● What is required
List each line of the data that holds the word "جائے".

(Records contained in a dataset)
———

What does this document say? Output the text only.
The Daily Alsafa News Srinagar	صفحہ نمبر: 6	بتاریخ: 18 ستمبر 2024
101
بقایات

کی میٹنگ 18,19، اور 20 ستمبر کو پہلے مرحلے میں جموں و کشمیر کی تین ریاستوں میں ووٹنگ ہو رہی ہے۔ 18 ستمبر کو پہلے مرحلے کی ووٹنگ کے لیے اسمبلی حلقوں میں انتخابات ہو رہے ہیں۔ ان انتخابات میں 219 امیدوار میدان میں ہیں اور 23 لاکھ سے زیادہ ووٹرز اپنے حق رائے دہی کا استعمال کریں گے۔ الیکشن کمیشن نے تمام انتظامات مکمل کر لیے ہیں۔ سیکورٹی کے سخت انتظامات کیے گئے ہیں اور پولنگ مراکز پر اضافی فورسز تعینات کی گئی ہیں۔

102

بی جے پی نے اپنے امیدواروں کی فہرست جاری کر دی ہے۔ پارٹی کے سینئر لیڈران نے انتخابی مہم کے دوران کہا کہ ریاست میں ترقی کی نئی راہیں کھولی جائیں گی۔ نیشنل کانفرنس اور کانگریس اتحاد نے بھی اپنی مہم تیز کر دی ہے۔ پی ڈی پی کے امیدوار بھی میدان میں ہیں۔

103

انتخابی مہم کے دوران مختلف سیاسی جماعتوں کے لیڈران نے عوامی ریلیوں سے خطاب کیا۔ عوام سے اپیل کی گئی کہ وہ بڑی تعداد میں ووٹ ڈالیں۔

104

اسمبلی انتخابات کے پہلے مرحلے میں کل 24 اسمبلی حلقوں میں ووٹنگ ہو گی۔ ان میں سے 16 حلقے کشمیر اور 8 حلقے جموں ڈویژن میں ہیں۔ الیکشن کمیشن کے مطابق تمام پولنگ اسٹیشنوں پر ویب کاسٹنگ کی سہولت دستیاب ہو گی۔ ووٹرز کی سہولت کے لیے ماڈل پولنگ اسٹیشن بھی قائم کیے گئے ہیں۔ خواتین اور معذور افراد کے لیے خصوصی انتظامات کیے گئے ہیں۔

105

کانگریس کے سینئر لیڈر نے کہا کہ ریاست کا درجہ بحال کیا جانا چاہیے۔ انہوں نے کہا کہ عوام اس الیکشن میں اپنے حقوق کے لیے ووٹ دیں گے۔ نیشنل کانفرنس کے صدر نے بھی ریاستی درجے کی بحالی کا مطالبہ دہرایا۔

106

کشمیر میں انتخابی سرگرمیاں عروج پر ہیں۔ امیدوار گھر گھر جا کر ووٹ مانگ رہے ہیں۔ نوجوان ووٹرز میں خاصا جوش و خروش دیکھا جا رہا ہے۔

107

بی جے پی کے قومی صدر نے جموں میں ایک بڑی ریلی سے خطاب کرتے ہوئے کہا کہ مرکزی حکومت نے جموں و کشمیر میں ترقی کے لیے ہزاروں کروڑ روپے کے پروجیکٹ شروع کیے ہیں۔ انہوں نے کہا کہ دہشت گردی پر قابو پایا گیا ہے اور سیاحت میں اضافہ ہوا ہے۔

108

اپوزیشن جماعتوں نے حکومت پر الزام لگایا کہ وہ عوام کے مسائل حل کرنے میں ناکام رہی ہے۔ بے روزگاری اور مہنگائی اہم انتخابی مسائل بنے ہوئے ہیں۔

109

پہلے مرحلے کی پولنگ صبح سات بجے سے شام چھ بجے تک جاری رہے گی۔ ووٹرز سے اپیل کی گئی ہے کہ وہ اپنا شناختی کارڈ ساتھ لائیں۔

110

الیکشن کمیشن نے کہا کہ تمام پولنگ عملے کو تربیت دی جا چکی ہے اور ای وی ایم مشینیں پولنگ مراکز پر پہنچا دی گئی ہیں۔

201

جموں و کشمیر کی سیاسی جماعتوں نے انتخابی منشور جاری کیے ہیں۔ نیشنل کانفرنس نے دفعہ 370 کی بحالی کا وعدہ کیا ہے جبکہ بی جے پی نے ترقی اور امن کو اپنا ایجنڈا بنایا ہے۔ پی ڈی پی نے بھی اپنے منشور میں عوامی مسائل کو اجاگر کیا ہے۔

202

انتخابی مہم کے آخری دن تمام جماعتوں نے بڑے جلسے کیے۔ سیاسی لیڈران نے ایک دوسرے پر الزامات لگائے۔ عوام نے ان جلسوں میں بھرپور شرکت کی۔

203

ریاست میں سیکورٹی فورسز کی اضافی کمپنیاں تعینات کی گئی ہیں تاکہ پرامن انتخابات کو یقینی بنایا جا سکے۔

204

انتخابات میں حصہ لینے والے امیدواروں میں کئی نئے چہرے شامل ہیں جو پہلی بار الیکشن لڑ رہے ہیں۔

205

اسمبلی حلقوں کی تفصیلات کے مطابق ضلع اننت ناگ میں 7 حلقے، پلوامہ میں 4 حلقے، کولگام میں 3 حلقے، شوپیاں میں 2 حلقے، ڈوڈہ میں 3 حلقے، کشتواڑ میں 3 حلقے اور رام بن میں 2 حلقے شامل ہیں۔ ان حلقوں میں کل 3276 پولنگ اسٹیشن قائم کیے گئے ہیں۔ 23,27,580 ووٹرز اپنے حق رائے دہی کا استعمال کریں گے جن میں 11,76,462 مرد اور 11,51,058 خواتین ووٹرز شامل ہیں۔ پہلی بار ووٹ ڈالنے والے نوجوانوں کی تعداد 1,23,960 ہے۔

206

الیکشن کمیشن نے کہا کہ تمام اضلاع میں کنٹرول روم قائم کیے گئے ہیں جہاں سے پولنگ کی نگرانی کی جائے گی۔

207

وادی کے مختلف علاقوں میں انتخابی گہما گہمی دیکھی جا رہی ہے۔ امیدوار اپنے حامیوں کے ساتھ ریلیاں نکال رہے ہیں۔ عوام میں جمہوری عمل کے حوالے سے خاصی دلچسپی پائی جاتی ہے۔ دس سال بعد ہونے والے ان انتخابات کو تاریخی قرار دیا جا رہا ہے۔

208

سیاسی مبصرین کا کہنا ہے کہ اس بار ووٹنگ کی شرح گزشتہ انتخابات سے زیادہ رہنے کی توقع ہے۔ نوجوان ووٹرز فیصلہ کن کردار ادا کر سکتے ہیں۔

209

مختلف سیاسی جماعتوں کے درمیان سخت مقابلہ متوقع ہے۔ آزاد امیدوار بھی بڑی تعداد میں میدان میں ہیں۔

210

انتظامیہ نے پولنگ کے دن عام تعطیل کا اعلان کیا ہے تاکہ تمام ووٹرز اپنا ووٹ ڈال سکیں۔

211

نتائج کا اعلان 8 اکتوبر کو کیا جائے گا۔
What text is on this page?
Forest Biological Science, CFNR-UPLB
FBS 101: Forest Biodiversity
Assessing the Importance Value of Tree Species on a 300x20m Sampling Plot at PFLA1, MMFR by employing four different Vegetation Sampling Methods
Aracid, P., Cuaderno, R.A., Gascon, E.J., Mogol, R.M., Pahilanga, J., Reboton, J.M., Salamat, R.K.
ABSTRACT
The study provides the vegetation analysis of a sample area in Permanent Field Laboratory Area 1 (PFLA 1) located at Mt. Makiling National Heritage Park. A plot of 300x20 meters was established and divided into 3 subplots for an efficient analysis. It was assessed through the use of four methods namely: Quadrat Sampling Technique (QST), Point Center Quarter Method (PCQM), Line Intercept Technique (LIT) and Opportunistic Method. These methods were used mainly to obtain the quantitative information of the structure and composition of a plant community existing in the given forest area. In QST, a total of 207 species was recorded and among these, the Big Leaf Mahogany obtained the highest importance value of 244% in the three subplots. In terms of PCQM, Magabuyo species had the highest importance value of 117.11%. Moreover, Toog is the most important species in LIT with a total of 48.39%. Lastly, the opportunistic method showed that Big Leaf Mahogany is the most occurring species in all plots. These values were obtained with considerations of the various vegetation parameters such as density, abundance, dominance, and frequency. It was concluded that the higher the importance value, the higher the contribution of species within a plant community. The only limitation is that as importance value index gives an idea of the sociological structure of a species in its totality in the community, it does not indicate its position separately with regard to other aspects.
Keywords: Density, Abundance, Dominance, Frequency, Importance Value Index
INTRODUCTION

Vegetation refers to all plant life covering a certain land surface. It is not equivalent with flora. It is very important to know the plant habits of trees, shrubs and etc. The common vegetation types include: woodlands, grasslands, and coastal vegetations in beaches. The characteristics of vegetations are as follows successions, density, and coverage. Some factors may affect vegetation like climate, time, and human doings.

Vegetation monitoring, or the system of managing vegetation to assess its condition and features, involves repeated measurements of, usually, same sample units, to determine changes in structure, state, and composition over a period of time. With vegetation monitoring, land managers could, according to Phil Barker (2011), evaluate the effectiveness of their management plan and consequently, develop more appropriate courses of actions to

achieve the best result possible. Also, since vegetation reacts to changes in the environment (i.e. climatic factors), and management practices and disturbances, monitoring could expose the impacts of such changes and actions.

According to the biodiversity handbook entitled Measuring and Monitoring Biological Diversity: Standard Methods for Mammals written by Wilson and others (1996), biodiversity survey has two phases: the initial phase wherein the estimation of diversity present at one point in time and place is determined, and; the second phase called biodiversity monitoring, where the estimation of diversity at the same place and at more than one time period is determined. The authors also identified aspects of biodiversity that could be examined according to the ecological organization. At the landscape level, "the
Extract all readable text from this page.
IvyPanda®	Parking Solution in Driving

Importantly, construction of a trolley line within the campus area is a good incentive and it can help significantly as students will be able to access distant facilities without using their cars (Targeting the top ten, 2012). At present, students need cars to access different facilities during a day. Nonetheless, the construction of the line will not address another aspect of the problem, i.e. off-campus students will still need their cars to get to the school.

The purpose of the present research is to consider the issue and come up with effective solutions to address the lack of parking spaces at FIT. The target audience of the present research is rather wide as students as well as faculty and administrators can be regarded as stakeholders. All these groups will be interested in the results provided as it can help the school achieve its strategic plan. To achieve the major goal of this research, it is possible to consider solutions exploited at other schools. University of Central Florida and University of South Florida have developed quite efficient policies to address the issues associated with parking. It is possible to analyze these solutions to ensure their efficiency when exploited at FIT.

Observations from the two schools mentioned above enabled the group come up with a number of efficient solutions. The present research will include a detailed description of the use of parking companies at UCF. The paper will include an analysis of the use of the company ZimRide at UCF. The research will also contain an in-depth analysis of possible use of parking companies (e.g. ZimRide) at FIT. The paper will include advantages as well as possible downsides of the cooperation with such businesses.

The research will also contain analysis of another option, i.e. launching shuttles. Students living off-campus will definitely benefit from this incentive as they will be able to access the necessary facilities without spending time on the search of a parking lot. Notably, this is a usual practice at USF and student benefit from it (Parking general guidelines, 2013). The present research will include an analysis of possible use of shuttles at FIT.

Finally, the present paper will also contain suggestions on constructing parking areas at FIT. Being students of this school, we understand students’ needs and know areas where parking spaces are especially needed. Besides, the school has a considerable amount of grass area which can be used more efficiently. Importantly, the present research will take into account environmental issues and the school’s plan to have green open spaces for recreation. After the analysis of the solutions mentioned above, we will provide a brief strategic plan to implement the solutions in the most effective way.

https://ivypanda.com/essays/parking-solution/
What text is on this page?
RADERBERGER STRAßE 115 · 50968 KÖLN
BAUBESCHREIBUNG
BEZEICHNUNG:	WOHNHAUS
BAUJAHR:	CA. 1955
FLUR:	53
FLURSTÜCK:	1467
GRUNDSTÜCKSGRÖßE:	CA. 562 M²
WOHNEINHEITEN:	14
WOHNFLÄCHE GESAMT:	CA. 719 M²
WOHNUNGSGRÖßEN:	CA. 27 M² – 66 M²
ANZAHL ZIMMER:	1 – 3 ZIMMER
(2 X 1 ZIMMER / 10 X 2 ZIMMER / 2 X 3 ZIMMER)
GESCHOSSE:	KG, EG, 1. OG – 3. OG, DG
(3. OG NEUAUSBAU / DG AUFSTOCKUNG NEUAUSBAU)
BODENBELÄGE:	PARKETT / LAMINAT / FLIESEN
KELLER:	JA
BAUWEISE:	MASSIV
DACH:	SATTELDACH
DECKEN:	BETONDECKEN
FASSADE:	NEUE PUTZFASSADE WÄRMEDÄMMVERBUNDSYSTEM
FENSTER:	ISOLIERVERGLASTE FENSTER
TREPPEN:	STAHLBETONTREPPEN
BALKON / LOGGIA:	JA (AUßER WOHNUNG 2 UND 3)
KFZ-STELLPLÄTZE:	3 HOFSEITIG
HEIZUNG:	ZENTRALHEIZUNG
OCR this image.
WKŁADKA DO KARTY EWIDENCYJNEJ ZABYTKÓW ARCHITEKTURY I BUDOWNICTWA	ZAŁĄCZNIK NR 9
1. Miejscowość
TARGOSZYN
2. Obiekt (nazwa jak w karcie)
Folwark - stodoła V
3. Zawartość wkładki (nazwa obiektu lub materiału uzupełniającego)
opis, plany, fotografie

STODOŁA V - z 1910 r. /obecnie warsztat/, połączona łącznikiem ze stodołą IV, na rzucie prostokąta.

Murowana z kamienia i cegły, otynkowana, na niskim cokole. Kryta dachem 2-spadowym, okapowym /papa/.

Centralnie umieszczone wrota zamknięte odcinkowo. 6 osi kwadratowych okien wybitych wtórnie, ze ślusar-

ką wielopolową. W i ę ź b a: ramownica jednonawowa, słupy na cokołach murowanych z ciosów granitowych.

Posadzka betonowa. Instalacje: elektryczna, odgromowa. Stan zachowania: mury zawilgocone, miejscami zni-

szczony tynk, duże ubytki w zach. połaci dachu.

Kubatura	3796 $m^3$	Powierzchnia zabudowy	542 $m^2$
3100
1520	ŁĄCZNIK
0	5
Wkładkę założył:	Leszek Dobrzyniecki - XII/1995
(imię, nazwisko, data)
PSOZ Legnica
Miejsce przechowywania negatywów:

———

● Exercise response
الیکشن کمیشن نے کہا کہ تمام اضلاع میں کنٹرول روم قائم کیے گئے ہیں جہاں سے پولنگ کی نگرانی کی جائے گی۔
نتائج کا اعلان 8 اکتوبر کو کیا جائے گا۔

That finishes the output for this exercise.